(Tekst do przeczytania)

Tak, oczywiście, że tak! Uwielbiam „Remusa”, uważam tylko, że nie broni się część publicystyczna tej książki, tak bym to nazwała…. Tam, gdzie jest opowieść, to jest piękna książka. Gdyby nie ta narodowo-wyzwoleńcza publicystyka, byłaby to ta sama książka, tylko napisana inaczej.
Po twoim debiucie, „Nieczułości”, miałem wrażenie, że – opisując losy kobiet, chcesz coś zasugerować. Istnienie jakiegoś porządku… Po przeczytaniu tamtej książki można było, nie tyle się dowiedzieć, co wyczuć ten rytm, który jest rytmem życia, świata, upływającego czasu. Nie dawałaś odpowiedzi, skąd on się bierze. Poprzestałaś na tym, że on jest, i już. „Kot” natomiast jest o tym samym, tylko, że o ile w „Nieczułości” coś tylko sugerowałaś, to w „Kocie” zbliżasz się do wykładu, traktatu. Chcesz dawać odpowiedź.

(Fragment zbioru danych)

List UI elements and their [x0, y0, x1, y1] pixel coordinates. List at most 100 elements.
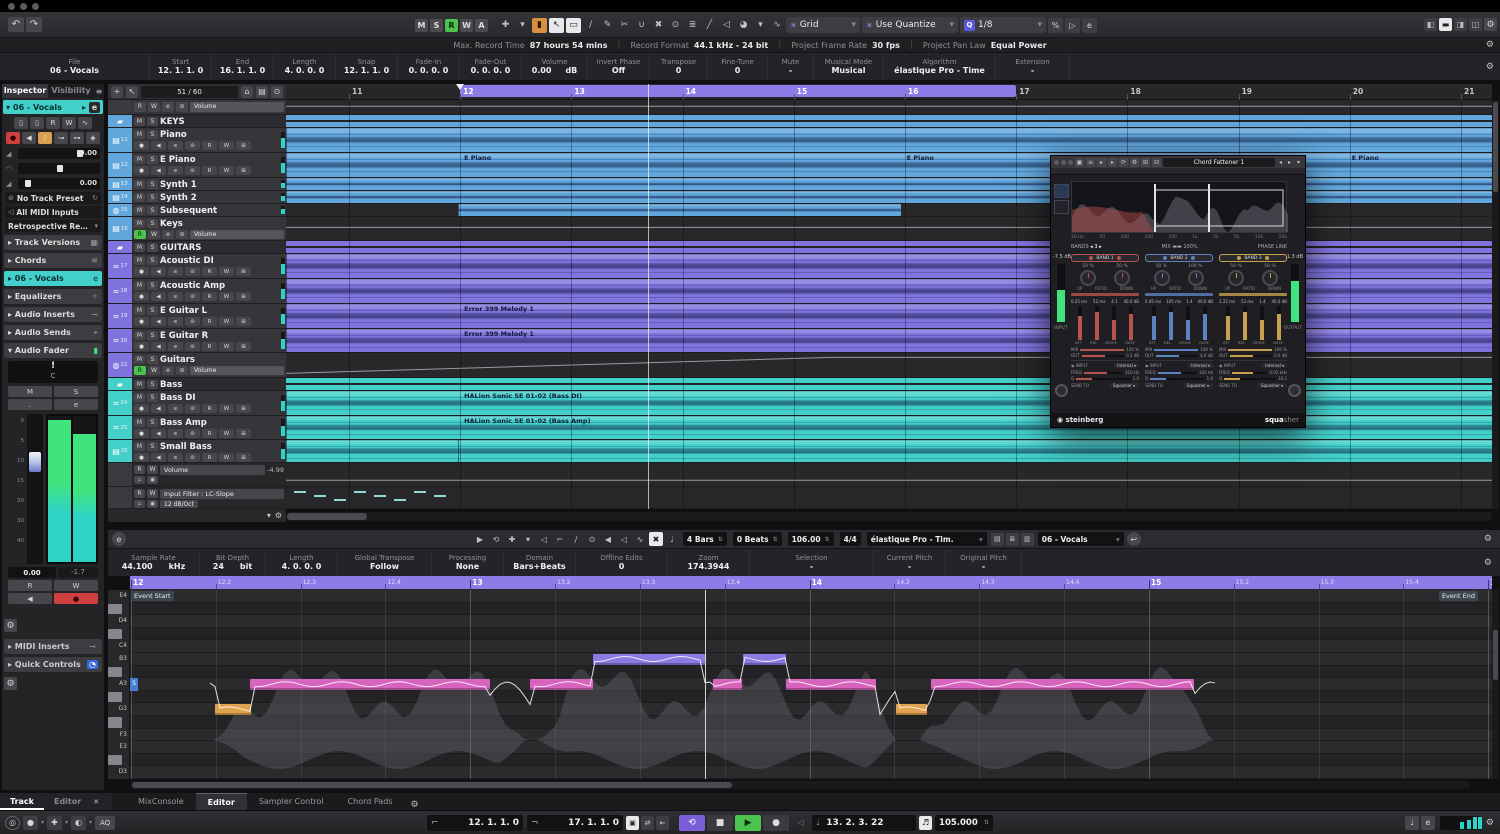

(Zadania i problemy)
**a.** Odpowiedz na pytania dotyczące rozmowy o książkach, oznaczając odpowiedzi tak samo jak pytania.
(i) Która część „Remusa” według wypowiedzi się nie broni?
(ii) Jaki tytuł nosi debiut, o którym mowa w drugim akapicie?
(iii) Do czego według pytającego zbliża się „Kot”?
**b.** Pociągnij dalej rozmowę o książkach, zaczynając od miejsca po jej ostatnim zdaniu.

(Odpowiedzi do zadań)
**a.**
(i) Część publicystyczna, czyli narodowo-wyzwoleńcza publicystyka.
(ii) „Nieczułość”.
(iii) Do wykładu, traktatu.

**b.**
Dzięki za to spostrzeżenie. Pisałam „Kota” z poczuciem, że jest to bardzo ryzykowna książka. Zrobiłam wszystko, żeby to była powieść „do czytania”, żeby tam były historie. Ale tak, oczywiście, to jest o tym, skąd się ten porządek bierze, i co ja o tym myślę.
Masz w sobie potrzebę, że oto teraz chciałabyś dokonać próby wytłumaczenia zasady owego porządku świata?
I tak, i nie. Piszę o tym, co naprawdę mnie frapuje. Żeby książka powstała, żeby ten potworny fizyczny wysiłek siedzenia przed komputerem dało się uzasadnić, to musi być jakiś powód. Tym powodem musi być pytanie, które jest dla ciebie ważne.
Jako piętnastolatka wylądowałam na miesiąc u zakonnic. To był obóz dla dziewczyn przygotowujących się do bycia zakonnicami. Trafiłam tam przypadkiem. To było bardzo ciekawe doświadczenie w sensie duchowym i jednocześnie bardzo złe doświadczenie w sensie ludzkim. Utwierdziło mnie w przekonaniu, że żeby iść na takie samotne wędrówki przez dżunglę, trzeba strasznie dużo od siebie dać. Widziałam, co stało się z tymi kobietami, które potraciły pewną ludzką wrażliwość. To pytanie, co się tam stało, było we mnie przez lata.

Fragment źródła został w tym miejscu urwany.